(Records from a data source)
:::::
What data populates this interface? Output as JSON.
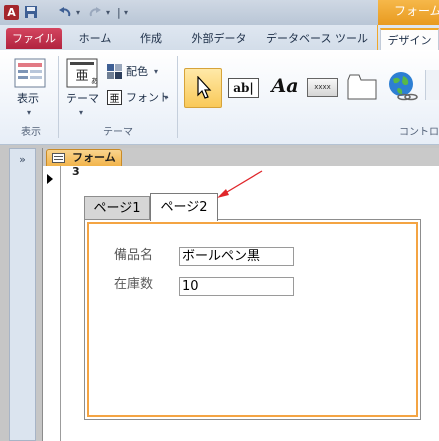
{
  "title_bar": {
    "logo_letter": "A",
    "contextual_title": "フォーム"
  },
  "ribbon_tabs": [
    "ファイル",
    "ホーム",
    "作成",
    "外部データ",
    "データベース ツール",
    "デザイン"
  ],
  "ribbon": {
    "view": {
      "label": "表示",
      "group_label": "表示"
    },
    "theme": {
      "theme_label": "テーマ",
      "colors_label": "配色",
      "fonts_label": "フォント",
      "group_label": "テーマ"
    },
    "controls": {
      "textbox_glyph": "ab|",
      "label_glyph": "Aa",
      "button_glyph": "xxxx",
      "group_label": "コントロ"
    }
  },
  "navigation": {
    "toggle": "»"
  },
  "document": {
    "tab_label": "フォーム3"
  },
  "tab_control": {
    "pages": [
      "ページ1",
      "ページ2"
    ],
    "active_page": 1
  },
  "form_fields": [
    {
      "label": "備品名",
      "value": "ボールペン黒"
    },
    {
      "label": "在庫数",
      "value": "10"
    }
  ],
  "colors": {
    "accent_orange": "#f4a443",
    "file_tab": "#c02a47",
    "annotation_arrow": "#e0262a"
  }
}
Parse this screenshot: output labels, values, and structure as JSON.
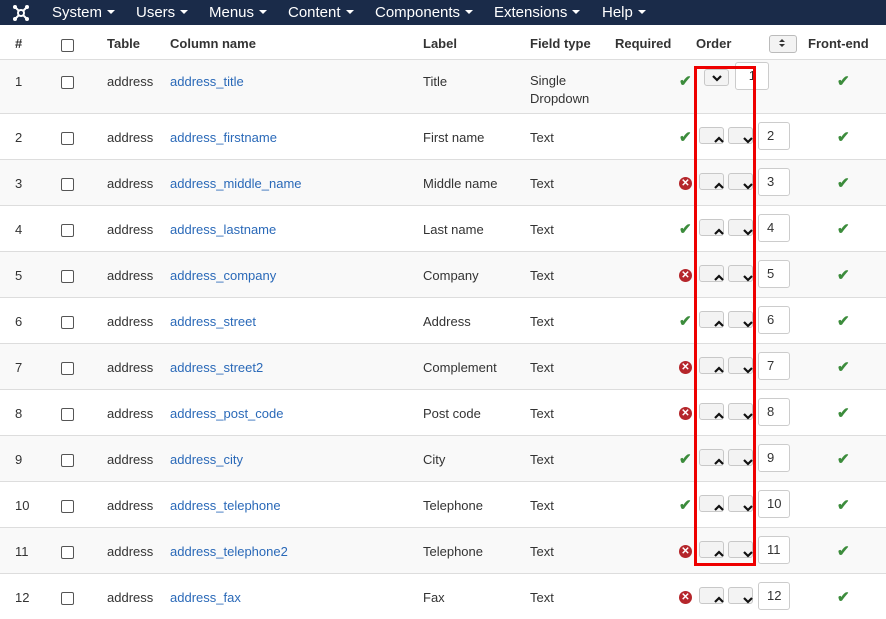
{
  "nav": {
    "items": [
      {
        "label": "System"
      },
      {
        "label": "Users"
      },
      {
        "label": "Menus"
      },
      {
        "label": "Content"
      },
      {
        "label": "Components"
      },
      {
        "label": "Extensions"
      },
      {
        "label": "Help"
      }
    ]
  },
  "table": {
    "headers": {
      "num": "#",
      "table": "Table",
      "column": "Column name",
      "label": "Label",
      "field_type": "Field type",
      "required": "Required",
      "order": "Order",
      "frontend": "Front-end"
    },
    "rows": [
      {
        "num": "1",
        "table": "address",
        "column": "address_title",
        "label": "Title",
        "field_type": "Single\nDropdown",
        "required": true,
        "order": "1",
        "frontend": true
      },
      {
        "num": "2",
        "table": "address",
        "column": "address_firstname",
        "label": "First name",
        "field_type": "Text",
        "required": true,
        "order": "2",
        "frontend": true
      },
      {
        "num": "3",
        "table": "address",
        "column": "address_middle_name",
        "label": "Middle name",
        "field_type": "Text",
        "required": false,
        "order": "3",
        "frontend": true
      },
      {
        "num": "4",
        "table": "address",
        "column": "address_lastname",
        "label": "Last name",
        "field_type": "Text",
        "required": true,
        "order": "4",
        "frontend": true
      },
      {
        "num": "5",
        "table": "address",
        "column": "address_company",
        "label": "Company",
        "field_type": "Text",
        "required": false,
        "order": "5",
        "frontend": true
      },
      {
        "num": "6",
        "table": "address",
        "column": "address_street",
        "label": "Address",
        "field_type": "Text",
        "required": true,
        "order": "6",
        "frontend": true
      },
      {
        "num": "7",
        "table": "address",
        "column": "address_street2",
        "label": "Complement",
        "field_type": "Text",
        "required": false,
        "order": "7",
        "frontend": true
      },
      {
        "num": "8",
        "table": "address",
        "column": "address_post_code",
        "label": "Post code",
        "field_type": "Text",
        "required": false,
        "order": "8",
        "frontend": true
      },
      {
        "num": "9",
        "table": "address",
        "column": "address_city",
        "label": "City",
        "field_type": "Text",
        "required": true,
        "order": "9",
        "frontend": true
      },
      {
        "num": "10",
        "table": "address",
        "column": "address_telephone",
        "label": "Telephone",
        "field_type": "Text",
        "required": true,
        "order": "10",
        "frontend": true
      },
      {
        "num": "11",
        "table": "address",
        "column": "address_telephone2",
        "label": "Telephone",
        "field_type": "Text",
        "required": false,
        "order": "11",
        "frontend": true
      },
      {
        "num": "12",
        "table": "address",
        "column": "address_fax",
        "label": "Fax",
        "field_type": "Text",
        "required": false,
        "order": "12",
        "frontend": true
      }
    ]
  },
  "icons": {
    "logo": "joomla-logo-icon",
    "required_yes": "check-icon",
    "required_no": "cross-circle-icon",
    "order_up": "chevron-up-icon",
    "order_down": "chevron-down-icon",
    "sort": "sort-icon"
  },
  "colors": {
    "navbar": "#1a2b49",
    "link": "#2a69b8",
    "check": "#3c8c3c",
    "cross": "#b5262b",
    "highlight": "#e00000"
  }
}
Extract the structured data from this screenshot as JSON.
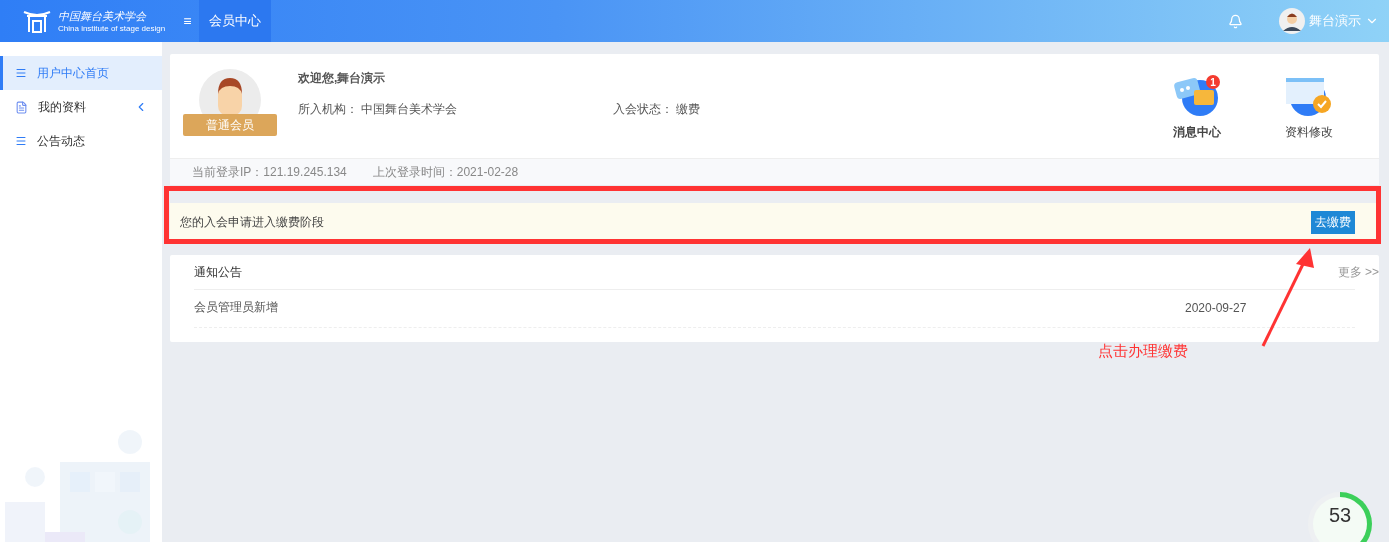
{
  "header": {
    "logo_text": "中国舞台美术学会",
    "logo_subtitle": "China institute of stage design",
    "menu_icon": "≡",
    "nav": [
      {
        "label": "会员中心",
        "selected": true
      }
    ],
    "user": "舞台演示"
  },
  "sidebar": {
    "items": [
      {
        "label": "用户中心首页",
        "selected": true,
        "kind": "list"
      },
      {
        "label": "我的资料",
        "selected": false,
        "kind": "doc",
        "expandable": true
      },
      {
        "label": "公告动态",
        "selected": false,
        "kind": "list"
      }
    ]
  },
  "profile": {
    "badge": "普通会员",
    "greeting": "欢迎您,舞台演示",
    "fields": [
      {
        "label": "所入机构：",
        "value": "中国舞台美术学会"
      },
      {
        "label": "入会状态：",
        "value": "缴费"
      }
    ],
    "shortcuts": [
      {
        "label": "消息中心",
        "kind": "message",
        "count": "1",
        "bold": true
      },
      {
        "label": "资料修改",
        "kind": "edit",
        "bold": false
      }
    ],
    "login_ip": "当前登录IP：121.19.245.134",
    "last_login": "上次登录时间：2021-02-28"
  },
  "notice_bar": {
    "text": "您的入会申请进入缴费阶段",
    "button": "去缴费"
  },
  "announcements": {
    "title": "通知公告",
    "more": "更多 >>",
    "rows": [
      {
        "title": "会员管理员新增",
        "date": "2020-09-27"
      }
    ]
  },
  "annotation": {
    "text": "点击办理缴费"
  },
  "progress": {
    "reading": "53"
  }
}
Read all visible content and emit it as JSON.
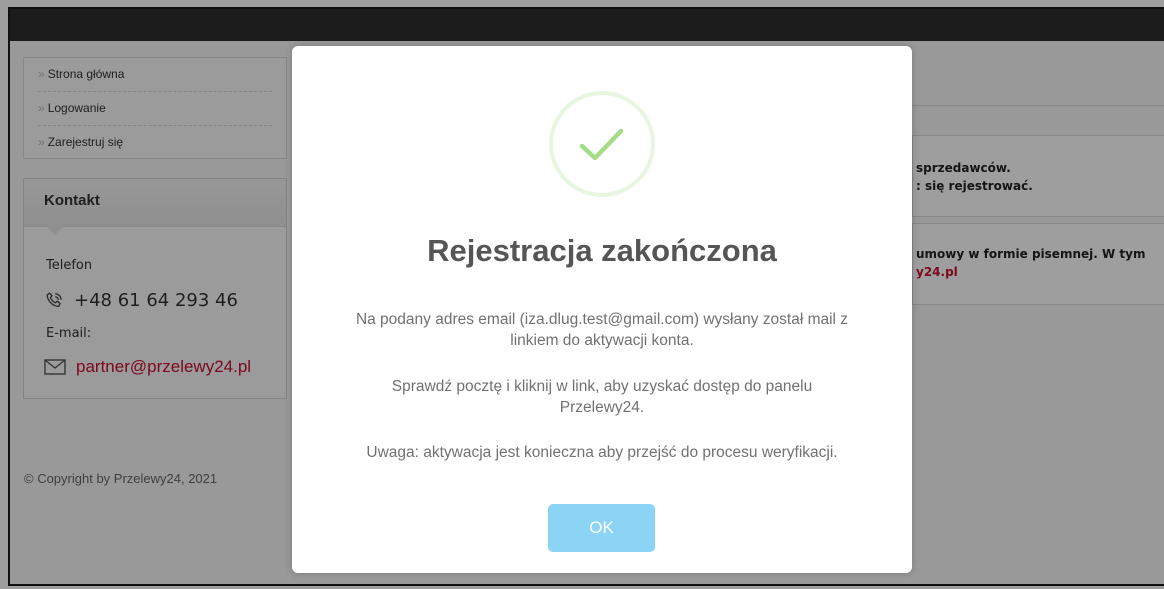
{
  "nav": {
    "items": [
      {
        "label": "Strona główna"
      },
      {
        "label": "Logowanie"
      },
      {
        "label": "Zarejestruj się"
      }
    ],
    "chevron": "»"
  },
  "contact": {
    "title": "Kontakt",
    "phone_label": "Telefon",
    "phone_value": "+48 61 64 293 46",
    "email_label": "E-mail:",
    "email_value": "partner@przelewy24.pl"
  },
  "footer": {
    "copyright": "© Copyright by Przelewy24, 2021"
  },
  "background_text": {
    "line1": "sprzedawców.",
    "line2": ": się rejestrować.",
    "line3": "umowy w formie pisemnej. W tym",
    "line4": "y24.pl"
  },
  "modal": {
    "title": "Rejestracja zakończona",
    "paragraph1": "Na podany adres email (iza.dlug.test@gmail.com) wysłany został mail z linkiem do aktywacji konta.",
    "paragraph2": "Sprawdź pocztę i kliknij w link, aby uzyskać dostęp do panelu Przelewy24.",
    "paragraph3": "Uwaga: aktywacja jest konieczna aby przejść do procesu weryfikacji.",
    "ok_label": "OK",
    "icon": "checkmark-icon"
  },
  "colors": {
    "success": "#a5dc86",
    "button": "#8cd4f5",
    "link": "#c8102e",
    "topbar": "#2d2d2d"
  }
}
:::::
▶ **Task to complete**:
Without the pictures, print the records in full, exactly as they appear.

▶ **Written reply**:
What data populates this interface? Output as JSON.
{
  "title_bar": {
    "logo_letter": "A",
    "contextual_title": "フォーム"
  },
  "ribbon_tabs": [
    "ファイル",
    "ホーム",
    "作成",
    "外部データ",
    "データベース ツール",
    "デザイン"
  ],
  "ribbon": {
    "view": {
      "label": "表示",
      "group_label": "表示"
    },
    "theme": {
      "theme_label": "テーマ",
      "colors_label": "配色",
      "fonts_label": "フォント",
      "group_label": "テーマ"
    },
    "controls": {
      "textbox_glyph": "ab|",
      "label_glyph": "Aa",
      "button_glyph": "xxxx",
      "group_label": "コントロ"
    }
  },
  "navigation": {
    "toggle": "»"
  },
  "document": {
    "tab_label": "フォーム3"
  },
  "tab_control": {
    "pages": [
      "ページ1",
      "ページ2"
    ],
    "active_page": 1
  },
  "form_fields": [
    {
      "label": "備品名",
      "value": "ボールペン黒"
    },
    {
      "label": "在庫数",
      "value": "10"
    }
  ],
  "colors": {
    "accent_orange": "#f4a443",
    "file_tab": "#c02a47",
    "annotation_arrow": "#e0262a"
  }
}
Parse this screenshot: output labels, values, and structure as JSON.
{
  "nav": {
    "items": [
      {
        "label": "System"
      },
      {
        "label": "Users"
      },
      {
        "label": "Menus"
      },
      {
        "label": "Content"
      },
      {
        "label": "Components"
      },
      {
        "label": "Extensions"
      },
      {
        "label": "Help"
      }
    ]
  },
  "table": {
    "headers": {
      "num": "#",
      "table": "Table",
      "column": "Column name",
      "label": "Label",
      "field_type": "Field type",
      "required": "Required",
      "order": "Order",
      "frontend": "Front-end"
    },
    "rows": [
      {
        "num": "1",
        "table": "address",
        "column": "address_title",
        "label": "Title",
        "field_type": "Single\nDropdown",
        "required": true,
        "order": "1",
        "frontend": true
      },
      {
        "num": "2",
        "table": "address",
        "column": "address_firstname",
        "label": "First name",
        "field_type": "Text",
        "required": true,
        "order": "2",
        "frontend": true
      },
      {
        "num": "3",
        "table": "address",
        "column": "address_middle_name",
        "label": "Middle name",
        "field_type": "Text",
        "required": false,
        "order": "3",
        "frontend": true
      },
      {
        "num": "4",
        "table": "address",
        "column": "address_lastname",
        "label": "Last name",
        "field_type": "Text",
        "required": true,
        "order": "4",
        "frontend": true
      },
      {
        "num": "5",
        "table": "address",
        "column": "address_company",
        "label": "Company",
        "field_type": "Text",
        "required": false,
        "order": "5",
        "frontend": true
      },
      {
        "num": "6",
        "table": "address",
        "column": "address_street",
        "label": "Address",
        "field_type": "Text",
        "required": true,
        "order": "6",
        "frontend": true
      },
      {
        "num": "7",
        "table": "address",
        "column": "address_street2",
        "label": "Complement",
        "field_type": "Text",
        "required": false,
        "order": "7",
        "frontend": true
      },
      {
        "num": "8",
        "table": "address",
        "column": "address_post_code",
        "label": "Post code",
        "field_type": "Text",
        "required": false,
        "order": "8",
        "frontend": true
      },
      {
        "num": "9",
        "table": "address",
        "column": "address_city",
        "label": "City",
        "field_type": "Text",
        "required": true,
        "order": "9",
        "frontend": true
      },
      {
        "num": "10",
        "table": "address",
        "column": "address_telephone",
        "label": "Telephone",
        "field_type": "Text",
        "required": true,
        "order": "10",
        "frontend": true
      },
      {
        "num": "11",
        "table": "address",
        "column": "address_telephone2",
        "label": "Telephone",
        "field_type": "Text",
        "required": false,
        "order": "11",
        "frontend": true
      },
      {
        "num": "12",
        "table": "address",
        "column": "address_fax",
        "label": "Fax",
        "field_type": "Text",
        "required": false,
        "order": "12",
        "frontend": true
      }
    ]
  },
  "icons": {
    "logo": "joomla-logo-icon",
    "required_yes": "check-icon",
    "required_no": "cross-circle-icon",
    "order_up": "chevron-up-icon",
    "order_down": "chevron-down-icon",
    "sort": "sort-icon"
  },
  "colors": {
    "navbar": "#1a2b49",
    "link": "#2a69b8",
    "check": "#3c8c3c",
    "cross": "#b5262b",
    "highlight": "#e00000"
  }
}
Extract the structured data from this screenshot as JSON.
{
  "header": {
    "logo_text": "中国舞台美术学会",
    "logo_subtitle": "China institute of stage design",
    "menu_icon": "≡",
    "nav": [
      {
        "label": "会员中心",
        "selected": true
      }
    ],
    "user": "舞台演示"
  },
  "sidebar": {
    "items": [
      {
        "label": "用户中心首页",
        "selected": true,
        "kind": "list"
      },
      {
        "label": "我的资料",
        "selected": false,
        "kind": "doc",
        "expandable": true
      },
      {
        "label": "公告动态",
        "selected": false,
        "kind": "list"
      }
    ]
  },
  "profile": {
    "badge": "普通会员",
    "greeting": "欢迎您,舞台演示",
    "fields": [
      {
        "label": "所入机构：",
        "value": "中国舞台美术学会"
      },
      {
        "label": "入会状态：",
        "value": "缴费"
      }
    ],
    "shortcuts": [
      {
        "label": "消息中心",
        "kind": "message",
        "count": "1",
        "bold": true
      },
      {
        "label": "资料修改",
        "kind": "edit",
        "bold": false
      }
    ],
    "login_ip": "当前登录IP：121.19.245.134",
    "last_login": "上次登录时间：2021-02-28"
  },
  "notice_bar": {
    "text": "您的入会申请进入缴费阶段",
    "button": "去缴费"
  },
  "announcements": {
    "title": "通知公告",
    "more": "更多 >>",
    "rows": [
      {
        "title": "会员管理员新增",
        "date": "2020-09-27"
      }
    ]
  },
  "annotation": {
    "text": "点击办理缴费"
  },
  "progress": {
    "reading": "53"
  }
}
Read all visible content and emit it as JSON.
{
  "nav": {
    "items": [
      {
        "label": "Strona główna"
      },
      {
        "label": "Logowanie"
      },
      {
        "label": "Zarejestruj się"
      }
    ],
    "chevron": "»"
  },
  "contact": {
    "title": "Kontakt",
    "phone_label": "Telefon",
    "phone_value": "+48 61 64 293 46",
    "email_label": "E-mail:",
    "email_value": "partner@przelewy24.pl"
  },
  "footer": {
    "copyright": "© Copyright by Przelewy24, 2021"
  },
  "background_text": {
    "line1": "sprzedawców.",
    "line2": ": się rejestrować.",
    "line3": "umowy w formie pisemnej. W tym",
    "line4": "y24.pl"
  },
  "modal": {
    "title": "Rejestracja zakończona",
    "paragraph1": "Na podany adres email (iza.dlug.test@gmail.com) wysłany został mail z linkiem do aktywacji konta.",
    "paragraph2": "Sprawdź pocztę i kliknij w link, aby uzyskać dostęp do panelu Przelewy24.",
    "paragraph3": "Uwaga: aktywacja jest konieczna aby przejść do procesu weryfikacji.",
    "ok_label": "OK",
    "icon": "checkmark-icon"
  },
  "colors": {
    "success": "#a5dc86",
    "button": "#8cd4f5",
    "link": "#c8102e",
    "topbar": "#2d2d2d"
  }
}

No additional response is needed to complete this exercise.